• [SET PROBLEM]: Without the pictures, write out all the lines below exactly as they appear.

=== SUPPLIED DATA ===

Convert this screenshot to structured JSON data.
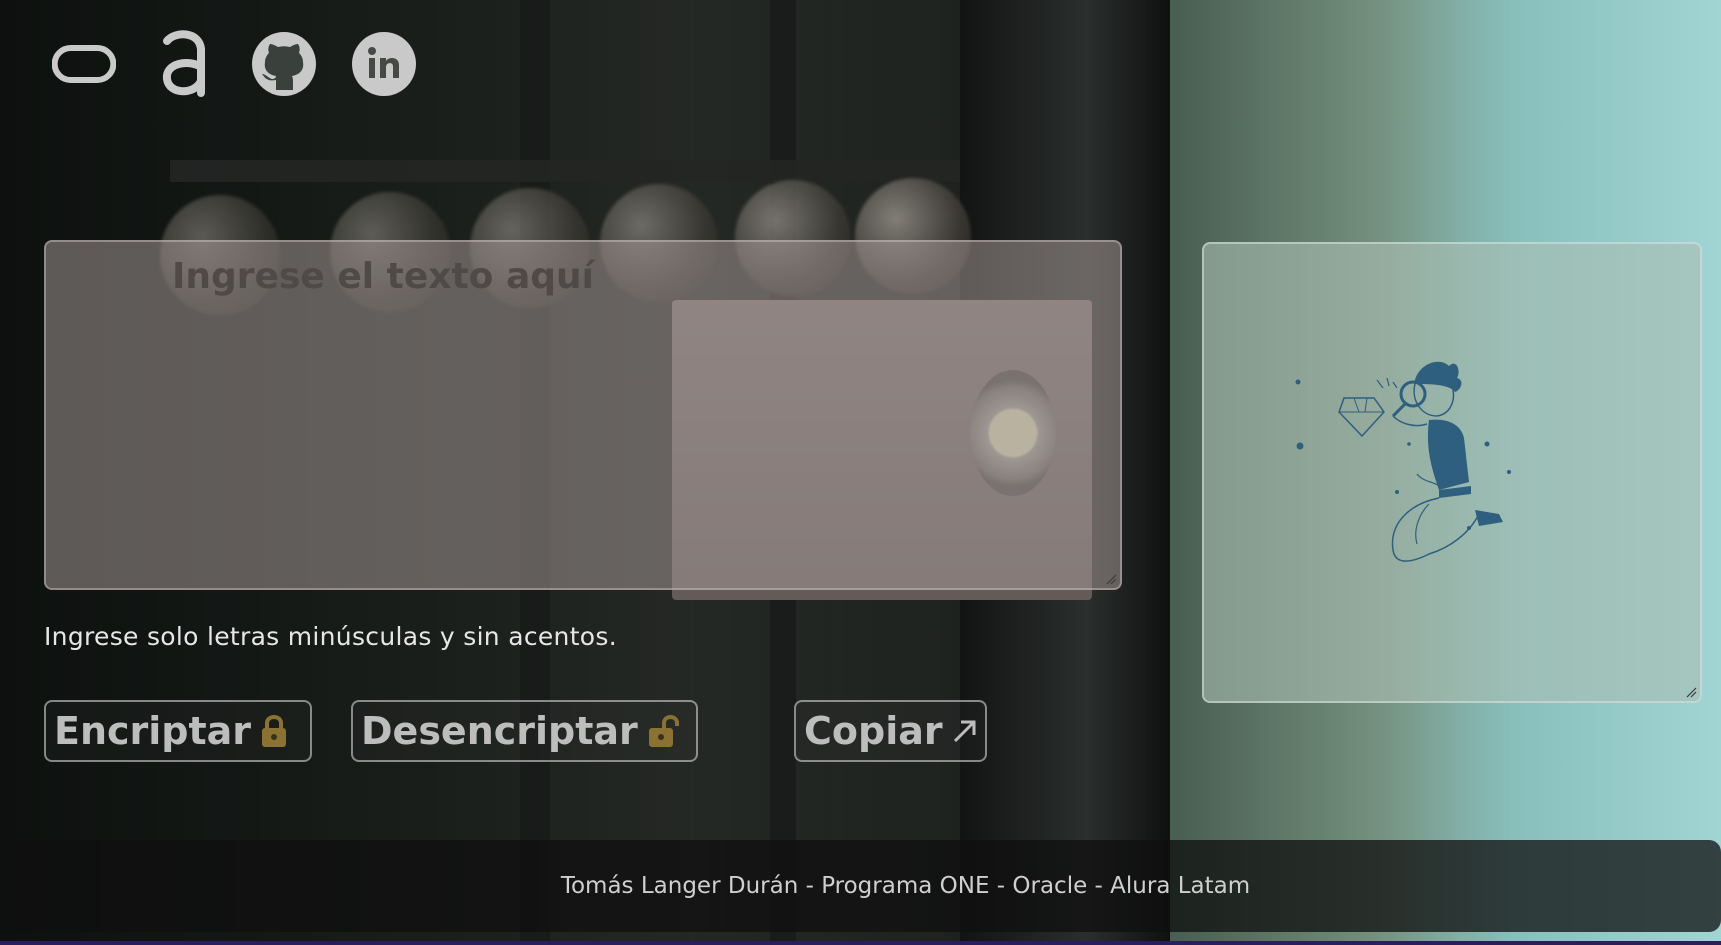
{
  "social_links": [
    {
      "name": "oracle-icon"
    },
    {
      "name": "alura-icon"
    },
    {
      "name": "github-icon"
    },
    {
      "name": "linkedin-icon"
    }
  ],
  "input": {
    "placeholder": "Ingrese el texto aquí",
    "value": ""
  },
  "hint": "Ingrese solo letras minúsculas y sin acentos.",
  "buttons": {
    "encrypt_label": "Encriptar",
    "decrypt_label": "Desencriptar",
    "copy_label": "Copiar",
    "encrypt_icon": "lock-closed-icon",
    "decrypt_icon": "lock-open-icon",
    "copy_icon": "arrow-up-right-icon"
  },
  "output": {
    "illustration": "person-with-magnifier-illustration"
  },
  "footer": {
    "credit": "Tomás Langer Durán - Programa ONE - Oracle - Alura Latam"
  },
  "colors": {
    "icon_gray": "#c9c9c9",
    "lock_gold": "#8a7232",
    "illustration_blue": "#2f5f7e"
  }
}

===

• [THE OUTPUT]:
Convert this screenshot to structured JSON data.
{
  "social_links": [
    {
      "name": "oracle-icon"
    },
    {
      "name": "alura-icon"
    },
    {
      "name": "github-icon"
    },
    {
      "name": "linkedin-icon"
    }
  ],
  "input": {
    "placeholder": "Ingrese el texto aquí",
    "value": ""
  },
  "hint": "Ingrese solo letras minúsculas y sin acentos.",
  "buttons": {
    "encrypt_label": "Encriptar",
    "decrypt_label": "Desencriptar",
    "copy_label": "Copiar",
    "encrypt_icon": "lock-closed-icon",
    "decrypt_icon": "lock-open-icon",
    "copy_icon": "arrow-up-right-icon"
  },
  "output": {
    "illustration": "person-with-magnifier-illustration"
  },
  "footer": {
    "credit": "Tomás Langer Durán - Programa ONE - Oracle - Alura Latam"
  },
  "colors": {
    "icon_gray": "#c9c9c9",
    "lock_gold": "#8a7232",
    "illustration_blue": "#2f5f7e"
  }
}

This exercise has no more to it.